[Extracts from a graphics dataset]
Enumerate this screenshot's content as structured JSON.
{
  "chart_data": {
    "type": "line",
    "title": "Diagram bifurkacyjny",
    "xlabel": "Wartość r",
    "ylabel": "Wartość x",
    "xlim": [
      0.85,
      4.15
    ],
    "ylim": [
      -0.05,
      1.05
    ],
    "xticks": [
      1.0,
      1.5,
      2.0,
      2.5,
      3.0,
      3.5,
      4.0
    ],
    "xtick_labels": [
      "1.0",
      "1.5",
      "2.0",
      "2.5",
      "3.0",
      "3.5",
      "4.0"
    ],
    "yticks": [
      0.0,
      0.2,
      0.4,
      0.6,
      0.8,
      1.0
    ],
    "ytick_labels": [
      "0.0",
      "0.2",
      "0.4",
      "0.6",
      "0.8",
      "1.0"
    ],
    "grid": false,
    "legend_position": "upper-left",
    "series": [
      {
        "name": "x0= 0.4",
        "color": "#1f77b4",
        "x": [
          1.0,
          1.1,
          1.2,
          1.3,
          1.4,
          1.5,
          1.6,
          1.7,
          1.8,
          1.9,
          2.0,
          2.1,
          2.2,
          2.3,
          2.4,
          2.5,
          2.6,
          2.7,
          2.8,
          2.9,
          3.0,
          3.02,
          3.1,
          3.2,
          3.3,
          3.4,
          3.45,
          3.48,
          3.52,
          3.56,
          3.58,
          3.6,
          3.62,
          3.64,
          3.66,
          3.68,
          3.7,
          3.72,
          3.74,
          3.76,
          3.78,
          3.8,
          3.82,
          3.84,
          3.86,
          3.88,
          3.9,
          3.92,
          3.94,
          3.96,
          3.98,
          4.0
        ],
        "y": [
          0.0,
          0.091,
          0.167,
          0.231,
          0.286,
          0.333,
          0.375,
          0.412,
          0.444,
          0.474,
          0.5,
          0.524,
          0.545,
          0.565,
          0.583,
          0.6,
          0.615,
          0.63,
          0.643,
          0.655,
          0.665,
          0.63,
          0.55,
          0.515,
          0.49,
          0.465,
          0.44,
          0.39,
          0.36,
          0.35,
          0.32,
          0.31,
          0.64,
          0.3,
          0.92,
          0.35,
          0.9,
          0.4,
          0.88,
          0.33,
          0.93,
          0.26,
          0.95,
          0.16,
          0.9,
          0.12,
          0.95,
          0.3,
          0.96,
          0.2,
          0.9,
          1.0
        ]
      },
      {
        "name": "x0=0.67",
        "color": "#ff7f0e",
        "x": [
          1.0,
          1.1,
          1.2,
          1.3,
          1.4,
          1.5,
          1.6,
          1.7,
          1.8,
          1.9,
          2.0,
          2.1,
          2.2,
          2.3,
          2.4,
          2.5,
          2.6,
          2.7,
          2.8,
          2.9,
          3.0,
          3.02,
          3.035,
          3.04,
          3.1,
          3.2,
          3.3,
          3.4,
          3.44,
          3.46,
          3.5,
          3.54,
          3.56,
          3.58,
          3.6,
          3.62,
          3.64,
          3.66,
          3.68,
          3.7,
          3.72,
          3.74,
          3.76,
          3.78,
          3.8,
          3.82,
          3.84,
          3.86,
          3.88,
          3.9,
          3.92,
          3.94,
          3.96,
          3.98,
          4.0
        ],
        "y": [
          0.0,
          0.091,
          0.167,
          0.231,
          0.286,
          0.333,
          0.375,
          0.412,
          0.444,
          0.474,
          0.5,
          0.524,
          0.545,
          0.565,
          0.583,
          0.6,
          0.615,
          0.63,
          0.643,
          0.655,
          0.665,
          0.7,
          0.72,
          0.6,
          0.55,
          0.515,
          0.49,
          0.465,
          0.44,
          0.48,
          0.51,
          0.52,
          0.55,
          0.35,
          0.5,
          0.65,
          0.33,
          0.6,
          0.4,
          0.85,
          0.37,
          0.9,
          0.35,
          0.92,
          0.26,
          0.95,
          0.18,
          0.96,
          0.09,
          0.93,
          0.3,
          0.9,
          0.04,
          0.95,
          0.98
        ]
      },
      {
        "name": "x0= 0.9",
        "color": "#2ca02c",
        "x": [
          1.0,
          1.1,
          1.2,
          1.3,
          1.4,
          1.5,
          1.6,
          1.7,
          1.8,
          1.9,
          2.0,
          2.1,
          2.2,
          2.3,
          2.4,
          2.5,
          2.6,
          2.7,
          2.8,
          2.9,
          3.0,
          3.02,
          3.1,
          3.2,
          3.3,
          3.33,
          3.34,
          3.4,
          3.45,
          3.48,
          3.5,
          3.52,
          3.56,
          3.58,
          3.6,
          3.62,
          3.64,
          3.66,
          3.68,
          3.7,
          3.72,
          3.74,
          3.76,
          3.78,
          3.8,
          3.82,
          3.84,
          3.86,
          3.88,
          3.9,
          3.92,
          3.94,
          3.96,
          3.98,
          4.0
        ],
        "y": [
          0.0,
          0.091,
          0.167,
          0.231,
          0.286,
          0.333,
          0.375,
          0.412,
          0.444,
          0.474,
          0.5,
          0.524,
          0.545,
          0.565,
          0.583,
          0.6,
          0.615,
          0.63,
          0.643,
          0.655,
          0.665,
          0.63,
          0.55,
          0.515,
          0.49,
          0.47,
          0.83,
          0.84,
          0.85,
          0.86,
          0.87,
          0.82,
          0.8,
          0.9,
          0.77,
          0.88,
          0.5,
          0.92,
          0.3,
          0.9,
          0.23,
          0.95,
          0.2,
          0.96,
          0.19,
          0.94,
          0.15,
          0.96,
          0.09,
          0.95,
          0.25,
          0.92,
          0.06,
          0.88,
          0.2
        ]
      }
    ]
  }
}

[Exercise details] From the entries above, collect every line with the string "color" in it.

[Exercise response]
        "color": "#1f77b4",
        "color": "#ff7f0e",
        "color": "#2ca02c",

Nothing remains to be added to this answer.